--- Start of EXERCISE INPUTS ---

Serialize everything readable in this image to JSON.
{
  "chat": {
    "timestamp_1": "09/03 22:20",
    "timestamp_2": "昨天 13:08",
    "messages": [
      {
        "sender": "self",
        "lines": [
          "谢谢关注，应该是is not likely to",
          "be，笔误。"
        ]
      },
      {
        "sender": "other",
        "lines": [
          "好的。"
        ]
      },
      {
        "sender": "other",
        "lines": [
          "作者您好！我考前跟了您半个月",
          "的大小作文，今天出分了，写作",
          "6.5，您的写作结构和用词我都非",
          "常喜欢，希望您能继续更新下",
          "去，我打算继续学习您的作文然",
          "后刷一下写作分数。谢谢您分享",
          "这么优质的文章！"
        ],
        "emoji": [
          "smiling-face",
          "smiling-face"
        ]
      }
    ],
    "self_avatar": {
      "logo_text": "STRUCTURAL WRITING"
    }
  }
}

--- End of EXERCISE INPUTS ---

> PROBLEM TO WORK ON: Go through the listing above and restate it word for word.

> OUTPUT OF THE TASK:
Serialize everything readable in this image to JSON.
{
  "chat": {
    "timestamp_1": "09/03 22:20",
    "timestamp_2": "昨天 13:08",
    "messages": [
      {
        "sender": "self",
        "lines": [
          "谢谢关注，应该是is not likely to",
          "be，笔误。"
        ]
      },
      {
        "sender": "other",
        "lines": [
          "好的。"
        ]
      },
      {
        "sender": "other",
        "lines": [
          "作者您好！我考前跟了您半个月",
          "的大小作文，今天出分了，写作",
          "6.5，您的写作结构和用词我都非",
          "常喜欢，希望您能继续更新下",
          "去，我打算继续学习您的作文然",
          "后刷一下写作分数。谢谢您分享",
          "这么优质的文章！"
        ],
        "emoji": [
          "smiling-face",
          "smiling-face"
        ]
      }
    ],
    "self_avatar": {
      "logo_text": "STRUCTURAL WRITING"
    }
  }
}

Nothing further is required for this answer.